• **Description of the task**
Retype the records below word for word and omit any image.

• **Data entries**
■ ■ ■
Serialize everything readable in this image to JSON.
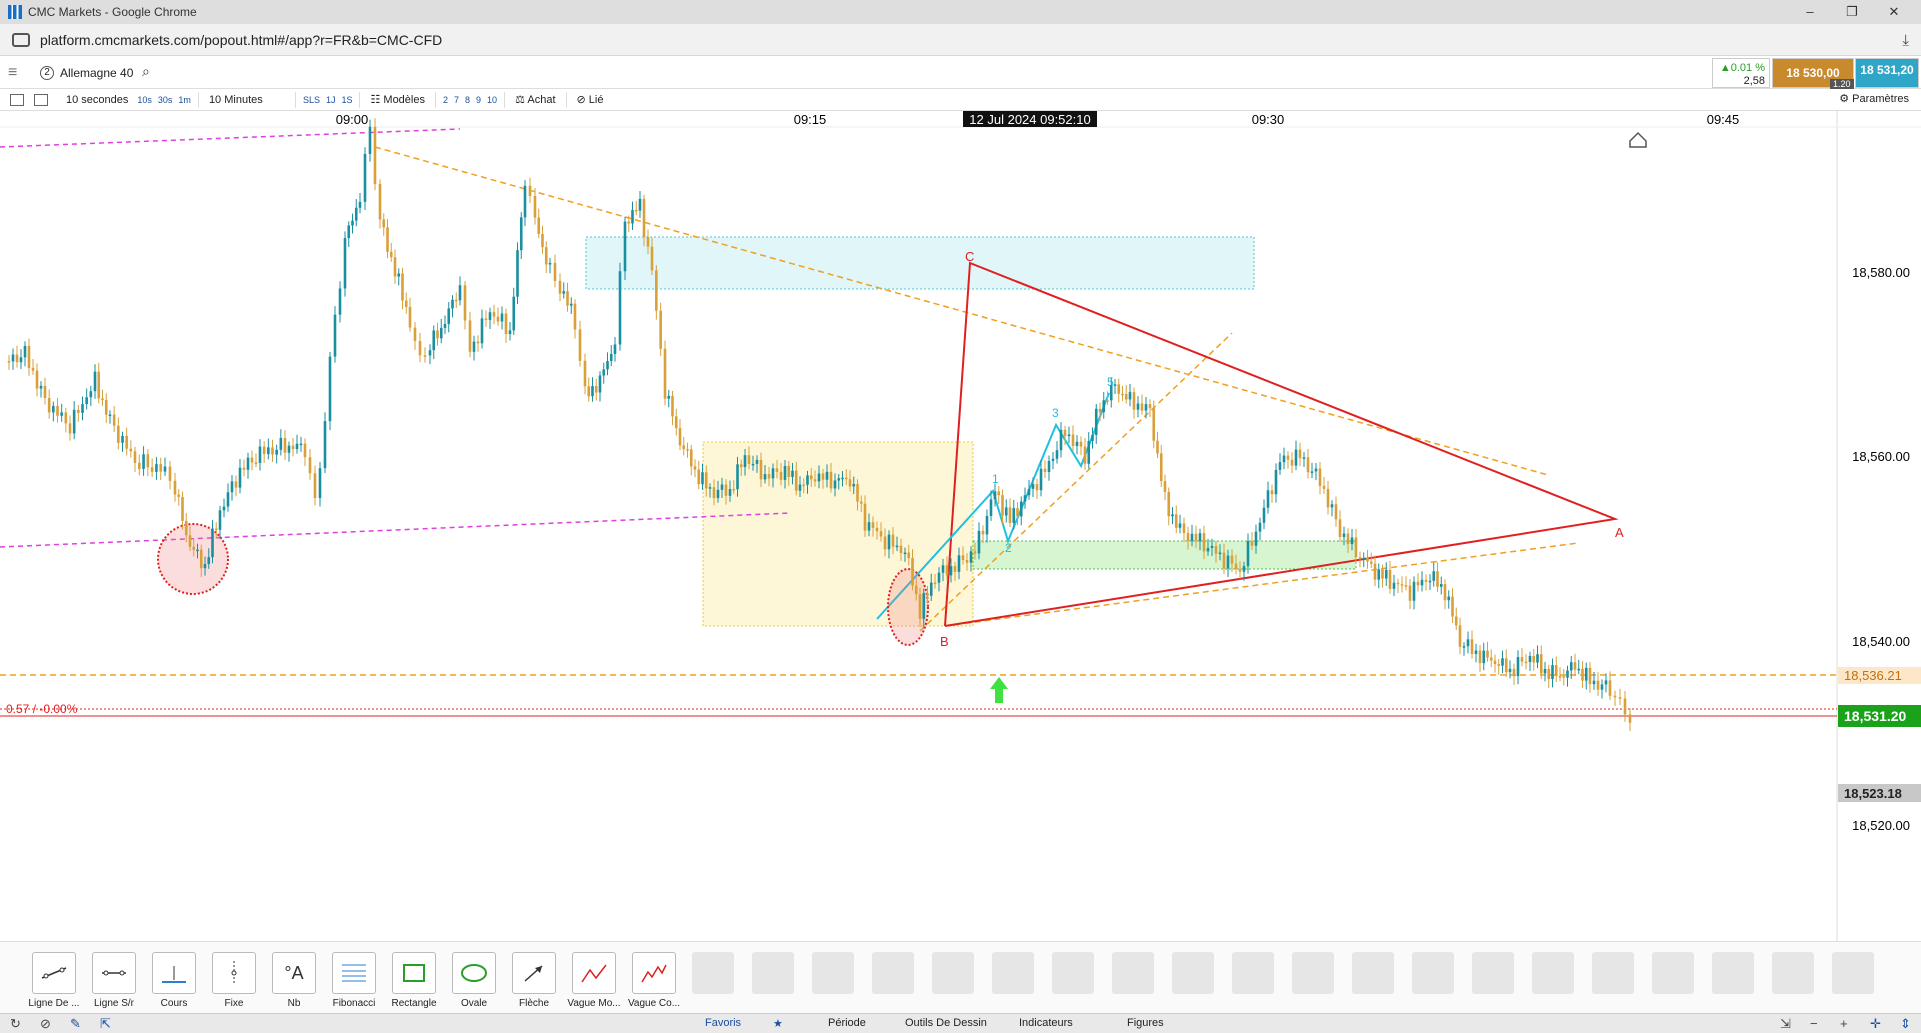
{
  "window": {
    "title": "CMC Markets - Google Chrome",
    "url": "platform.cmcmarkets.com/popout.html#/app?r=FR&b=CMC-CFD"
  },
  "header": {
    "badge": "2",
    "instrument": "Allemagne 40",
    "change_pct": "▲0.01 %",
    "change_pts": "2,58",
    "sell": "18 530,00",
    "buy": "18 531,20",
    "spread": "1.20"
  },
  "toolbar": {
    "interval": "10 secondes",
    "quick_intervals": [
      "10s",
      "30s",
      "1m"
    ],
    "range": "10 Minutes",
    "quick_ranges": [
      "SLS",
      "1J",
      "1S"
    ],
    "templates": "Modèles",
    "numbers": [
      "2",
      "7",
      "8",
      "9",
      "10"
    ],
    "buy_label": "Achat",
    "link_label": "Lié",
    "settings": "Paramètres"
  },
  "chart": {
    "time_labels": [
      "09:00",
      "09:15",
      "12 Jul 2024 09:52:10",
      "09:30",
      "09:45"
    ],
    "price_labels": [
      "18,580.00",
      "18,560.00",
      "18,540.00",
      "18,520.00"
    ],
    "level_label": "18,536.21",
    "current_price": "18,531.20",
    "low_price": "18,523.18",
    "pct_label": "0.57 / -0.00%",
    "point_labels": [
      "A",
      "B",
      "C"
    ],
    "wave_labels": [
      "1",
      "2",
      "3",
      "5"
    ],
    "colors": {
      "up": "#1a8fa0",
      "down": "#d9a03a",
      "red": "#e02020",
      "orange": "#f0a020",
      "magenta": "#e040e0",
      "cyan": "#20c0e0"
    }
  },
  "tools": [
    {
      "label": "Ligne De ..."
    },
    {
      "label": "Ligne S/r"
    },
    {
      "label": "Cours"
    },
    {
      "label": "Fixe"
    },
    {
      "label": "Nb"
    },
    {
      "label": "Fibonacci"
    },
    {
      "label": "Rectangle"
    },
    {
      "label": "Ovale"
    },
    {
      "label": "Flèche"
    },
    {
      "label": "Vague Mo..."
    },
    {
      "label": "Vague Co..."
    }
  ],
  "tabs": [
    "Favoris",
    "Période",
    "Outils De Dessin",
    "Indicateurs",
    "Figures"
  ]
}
■ ■ ■
• **Full solution**
Serialize everything readable in this image to JSON.
{
  "window": {
    "title": "CMC Markets - Google Chrome",
    "url": "platform.cmcmarkets.com/popout.html#/app?r=FR&b=CMC-CFD"
  },
  "header": {
    "badge": "2",
    "instrument": "Allemagne 40",
    "change_pct": "▲0.01 %",
    "change_pts": "2,58",
    "sell": "18 530,00",
    "buy": "18 531,20",
    "spread": "1.20"
  },
  "toolbar": {
    "interval": "10 secondes",
    "quick_intervals": [
      "10s",
      "30s",
      "1m"
    ],
    "range": "10 Minutes",
    "quick_ranges": [
      "SLS",
      "1J",
      "1S"
    ],
    "templates": "Modèles",
    "numbers": [
      "2",
      "7",
      "8",
      "9",
      "10"
    ],
    "buy_label": "Achat",
    "link_label": "Lié",
    "settings": "Paramètres"
  },
  "chart": {
    "time_labels": [
      "09:00",
      "09:15",
      "12 Jul 2024 09:52:10",
      "09:30",
      "09:45"
    ],
    "price_labels": [
      "18,580.00",
      "18,560.00",
      "18,540.00",
      "18,520.00"
    ],
    "level_label": "18,536.21",
    "current_price": "18,531.20",
    "low_price": "18,523.18",
    "pct_label": "0.57 / -0.00%",
    "point_labels": [
      "A",
      "B",
      "C"
    ],
    "wave_labels": [
      "1",
      "2",
      "3",
      "5"
    ],
    "colors": {
      "up": "#1a8fa0",
      "down": "#d9a03a",
      "red": "#e02020",
      "orange": "#f0a020",
      "magenta": "#e040e0",
      "cyan": "#20c0e0"
    }
  },
  "tools": [
    {
      "label": "Ligne De ..."
    },
    {
      "label": "Ligne S/r"
    },
    {
      "label": "Cours"
    },
    {
      "label": "Fixe"
    },
    {
      "label": "Nb"
    },
    {
      "label": "Fibonacci"
    },
    {
      "label": "Rectangle"
    },
    {
      "label": "Ovale"
    },
    {
      "label": "Flèche"
    },
    {
      "label": "Vague Mo..."
    },
    {
      "label": "Vague Co..."
    }
  ],
  "tabs": [
    "Favoris",
    "Période",
    "Outils De Dessin",
    "Indicateurs",
    "Figures"
  ]
}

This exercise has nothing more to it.